AIM OF THE TASK:
Return the entries below verbatim. Pictures stay out.

MATERIAL FOR THIS TASK:

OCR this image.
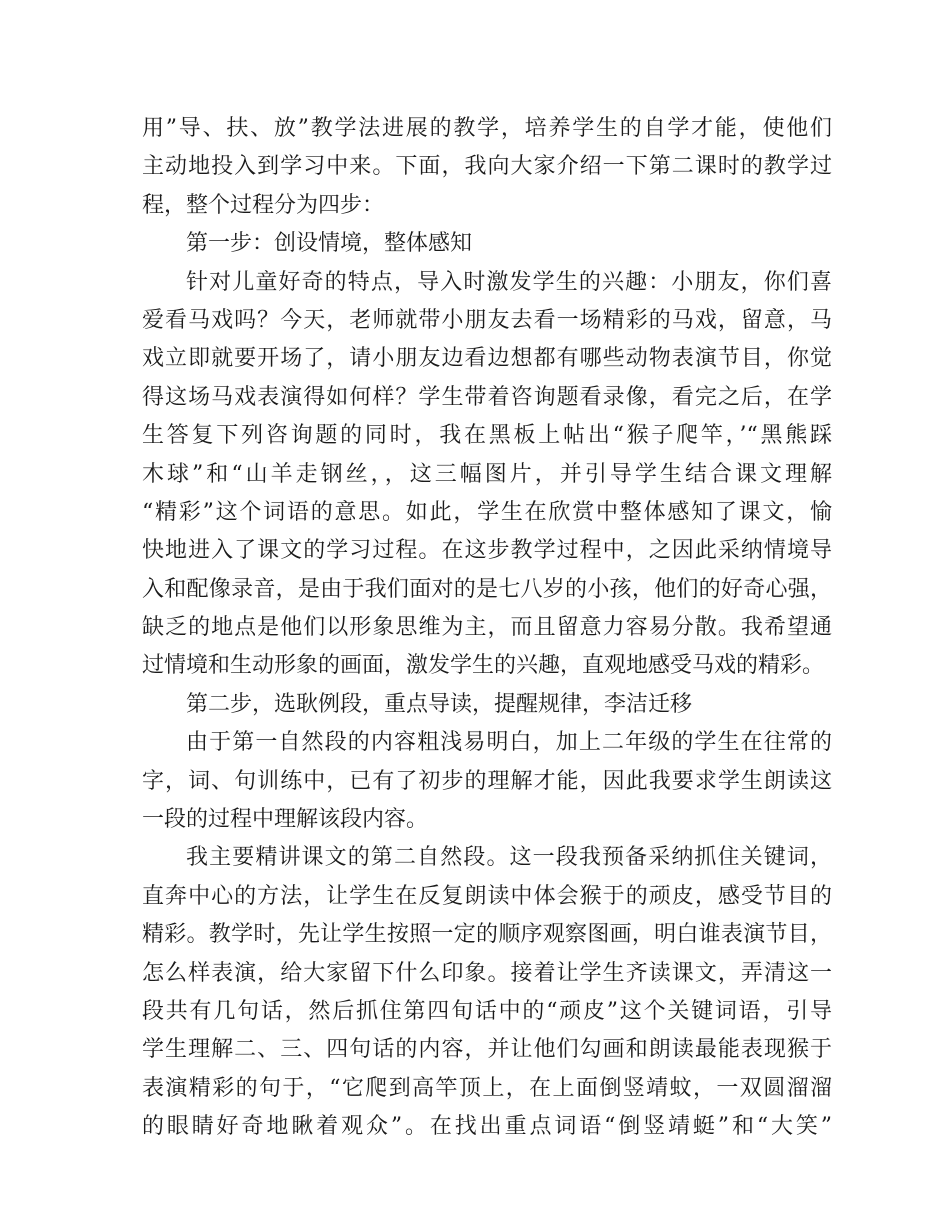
用”导、扶、放”教学法进展的教学，培养学生的自学才能，使他们
主动地投入到学习中来。下面，我向大家介绍一下第二课时的教学过
程，整个过程分为四步：
第一步：创设情境，整体感知
针对儿童好奇的特点，导入时激发学生的兴趣：小朋友，你们喜
爱看马戏吗？今天，老师就带小朋友去看一场精彩的马戏，留意，马
戏立即就要开场了，请小朋友边看边想都有哪些动物表演节目，你觉
得这场马戏表演得如何样？学生带着咨询题看录像，看完之后，在学
生答复下列咨询题的同时，我在黑板上帖出“猴子爬竿，’“黑熊踩
木球”和“山羊走钢丝，，这三幅图片，并引导学生结合课文理解
“精彩”这个词语的意思。如此，学生在欣赏中整体感知了课文，愉
快地进入了课文的学习过程。在这步教学过程中，之因此采纳情境导
入和配像录音，是由于我们面对的是七八岁的小孩，他们的好奇心强，
缺乏的地点是他们以形象思维为主，而且留意力容易分散。我希望通
过情境和生动形象的画面，激发学生的兴趣，直观地感受马戏的精彩。
第二步，选耿例段，重点导读，提醒规律，李洁迁移
由于第一自然段的内容粗浅易明白，加上二年级的学生在往常的
字，词、句训练中，已有了初步的理解才能，因此我要求学生朗读这
一段的过程中理解该段内容。
我主要精讲课文的第二自然段。这一段我预备采纳抓住关键词，
直奔中心的方法，让学生在反复朗读中体会猴于的顽皮，感受节目的
精彩。教学时，先让学生按照一定的顺序观察图画，明白谁表演节目，
怎么样表演，给大家留下什么印象。接着让学生齐读课文，弄清这一
段共有几句话，然后抓住第四旬话中的“顽皮”这个关键词语，引导
学生理解二、三、四句话的内容，并让他们勾画和朗读最能表现猴于
表演精彩的句于，“它爬到高竿顶上，在上面倒竖靖蚊，一双圆溜溜
的眼睛好奇地瞅着观众”。在找出重点词语“倒竖靖蜓”和“大笑”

RESULT FOR THIS TASK:
OCR this image.
用”导、扶、放”教学法进展的教学，培养学生的自学才能，使他们
主动地投入到学习中来。下面，我向大家介绍一下第二课时的教学过
程，整个过程分为四步：
第一步：创设情境，整体感知
针对儿童好奇的特点，导入时激发学生的兴趣：小朋友，你们喜
爱看马戏吗？今天，老师就带小朋友去看一场精彩的马戏，留意，马
戏立即就要开场了，请小朋友边看边想都有哪些动物表演节目，你觉
得这场马戏表演得如何样？学生带着咨询题看录像，看完之后，在学
生答复下列咨询题的同时，我在黑板上帖出“猴子爬竿，’“黑熊踩
木球”和“山羊走钢丝，，这三幅图片，并引导学生结合课文理解
“精彩”这个词语的意思。如此，学生在欣赏中整体感知了课文，愉
快地进入了课文的学习过程。在这步教学过程中，之因此采纳情境导
入和配像录音，是由于我们面对的是七八岁的小孩，他们的好奇心强，
缺乏的地点是他们以形象思维为主，而且留意力容易分散。我希望通
过情境和生动形象的画面，激发学生的兴趣，直观地感受马戏的精彩。
第二步，选耿例段，重点导读，提醒规律，李洁迁移
由于第一自然段的内容粗浅易明白，加上二年级的学生在往常的
字，词、句训练中，已有了初步的理解才能，因此我要求学生朗读这
一段的过程中理解该段内容。
我主要精讲课文的第二自然段。这一段我预备采纳抓住关键词，
直奔中心的方法，让学生在反复朗读中体会猴于的顽皮，感受节目的
精彩。教学时，先让学生按照一定的顺序观察图画，明白谁表演节目，
怎么样表演，给大家留下什么印象。接着让学生齐读课文，弄清这一
段共有几句话，然后抓住第四旬话中的“顽皮”这个关键词语，引导
学生理解二、三、四句话的内容，并让他们勾画和朗读最能表现猴于
表演精彩的句于，“它爬到高竿顶上，在上面倒竖靖蚊，一双圆溜溜
的眼睛好奇地瞅着观众”。在找出重点词语“倒竖靖蜓”和“大笑”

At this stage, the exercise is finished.